>> start Given information

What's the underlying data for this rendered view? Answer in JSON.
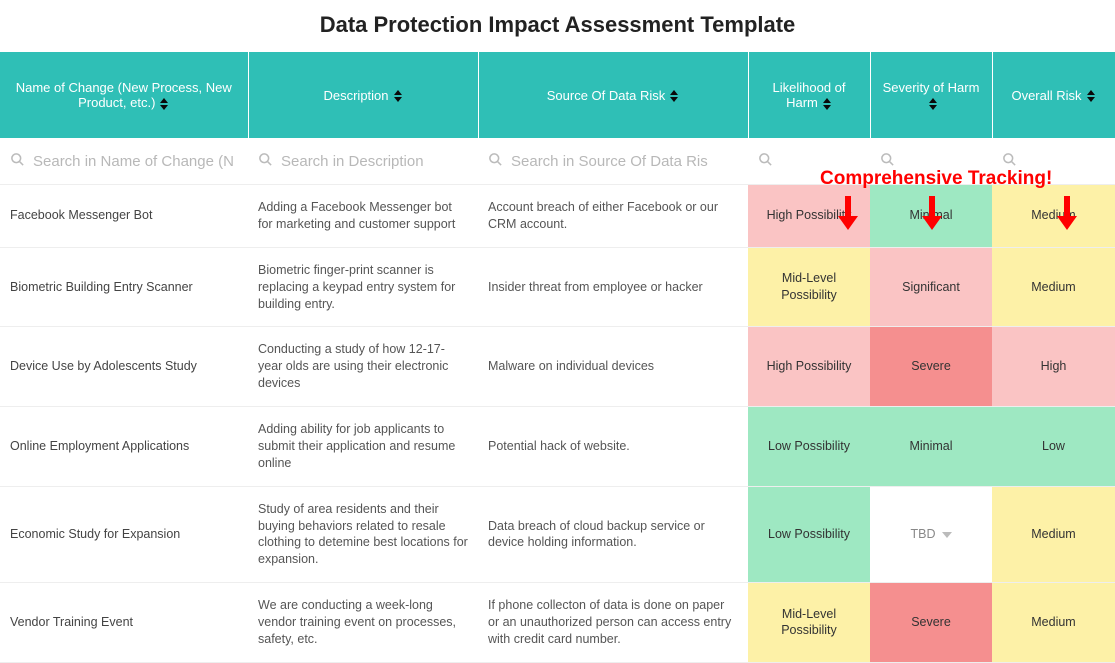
{
  "title": "Data Protection Impact Assessment Template",
  "annotation_label": "Comprehensive Tracking!",
  "columns": {
    "name": "Name of Change (New Process, New Product, etc.)",
    "desc": "Description",
    "src": "Source Of Data Risk",
    "like": "Likelihood of Harm",
    "sev": "Severity of Harm",
    "over": "Overall Risk"
  },
  "search": {
    "name_ph": "Search in Name of Change (N",
    "desc_ph": "Search in Description",
    "src_ph": "Search in Source Of Data Ris"
  },
  "rows": [
    {
      "name": "Facebook Messenger Bot",
      "desc": "Adding a Facebook Messenger bot for marketing and customer support",
      "src": "Account breach of either Facebook or our CRM account.",
      "like": "High Possibility",
      "like_c": "c-pink",
      "sev": "Minimal",
      "sev_c": "c-green",
      "over": "Medium",
      "over_c": "c-yellow"
    },
    {
      "name": "Biometric Building Entry Scanner",
      "desc": "Biometric finger-print scanner is replacing a keypad entry system for building entry.",
      "src": "Insider threat from employee or hacker",
      "like": "Mid-Level Possibility",
      "like_c": "c-yellow",
      "sev": "Significant",
      "sev_c": "c-pink",
      "over": "Medium",
      "over_c": "c-yellow"
    },
    {
      "name": "Device Use by Adolescents Study",
      "desc": "Conducting a study of how 12-17-year olds are using their electronic devices",
      "src": "Malware on individual devices",
      "like": "High Possibility",
      "like_c": "c-pink",
      "sev": "Severe",
      "sev_c": "c-red",
      "over": "High",
      "over_c": "c-pink"
    },
    {
      "name": "Online Employment Applications",
      "desc": "Adding ability for job applicants to submit their application and resume online",
      "src": "Potential hack of website.",
      "like": "Low Possibility",
      "like_c": "c-green",
      "sev": "Minimal",
      "sev_c": "c-green",
      "over": "Low",
      "over_c": "c-green"
    },
    {
      "name": "Economic Study for Expansion",
      "desc": "Study of area residents and their buying behaviors related to resale clothing to detemine best locations for expansion.",
      "src": "Data breach of cloud backup service or device holding information.",
      "like": "Low Possibility",
      "like_c": "c-green",
      "sev": "TBD",
      "sev_c": "c-white",
      "sev_dropdown": true,
      "over": "Medium",
      "over_c": "c-yellow"
    },
    {
      "name": "Vendor Training Event",
      "desc": "We are conducting a week-long vendor training event on processes, safety, etc.",
      "src": "If phone collecton of data is done on paper or an unauthorized person can access entry with credit card number.",
      "like": "Mid-Level Possibility",
      "like_c": "c-yellow",
      "sev": "Severe",
      "sev_c": "c-red",
      "over": "Medium",
      "over_c": "c-yellow"
    }
  ]
}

>> end Given information

### Work to complete:
Transcribe every entry above exactly. Omit all pictures.

### Completed task:
What's the underlying data for this rendered view? Answer in JSON.
{
  "title": "Data Protection Impact Assessment Template",
  "annotation_label": "Comprehensive Tracking!",
  "columns": {
    "name": "Name of Change (New Process, New Product, etc.)",
    "desc": "Description",
    "src": "Source Of Data Risk",
    "like": "Likelihood of Harm",
    "sev": "Severity of Harm",
    "over": "Overall Risk"
  },
  "search": {
    "name_ph": "Search in Name of Change (N",
    "desc_ph": "Search in Description",
    "src_ph": "Search in Source Of Data Ris"
  },
  "rows": [
    {
      "name": "Facebook Messenger Bot",
      "desc": "Adding a Facebook Messenger bot for marketing and customer support",
      "src": "Account breach of either Facebook or our CRM account.",
      "like": "High Possibility",
      "like_c": "c-pink",
      "sev": "Minimal",
      "sev_c": "c-green",
      "over": "Medium",
      "over_c": "c-yellow"
    },
    {
      "name": "Biometric Building Entry Scanner",
      "desc": "Biometric finger-print scanner is replacing a keypad entry system for building entry.",
      "src": "Insider threat from employee or hacker",
      "like": "Mid-Level Possibility",
      "like_c": "c-yellow",
      "sev": "Significant",
      "sev_c": "c-pink",
      "over": "Medium",
      "over_c": "c-yellow"
    },
    {
      "name": "Device Use by Adolescents Study",
      "desc": "Conducting a study of how 12-17-year olds are using their electronic devices",
      "src": "Malware on individual devices",
      "like": "High Possibility",
      "like_c": "c-pink",
      "sev": "Severe",
      "sev_c": "c-red",
      "over": "High",
      "over_c": "c-pink"
    },
    {
      "name": "Online Employment Applications",
      "desc": "Adding ability for job applicants to submit their application and resume online",
      "src": "Potential hack of website.",
      "like": "Low Possibility",
      "like_c": "c-green",
      "sev": "Minimal",
      "sev_c": "c-green",
      "over": "Low",
      "over_c": "c-green"
    },
    {
      "name": "Economic Study for Expansion",
      "desc": "Study of area residents and their buying behaviors related to resale clothing to detemine best locations for expansion.",
      "src": "Data breach of cloud backup service or device holding information.",
      "like": "Low Possibility",
      "like_c": "c-green",
      "sev": "TBD",
      "sev_c": "c-white",
      "sev_dropdown": true,
      "over": "Medium",
      "over_c": "c-yellow"
    },
    {
      "name": "Vendor Training Event",
      "desc": "We are conducting a week-long vendor training event on processes, safety, etc.",
      "src": "If phone collecton of data is done on paper or an unauthorized person can access entry with credit card number.",
      "like": "Mid-Level Possibility",
      "like_c": "c-yellow",
      "sev": "Severe",
      "sev_c": "c-red",
      "over": "Medium",
      "over_c": "c-yellow"
    }
  ]
}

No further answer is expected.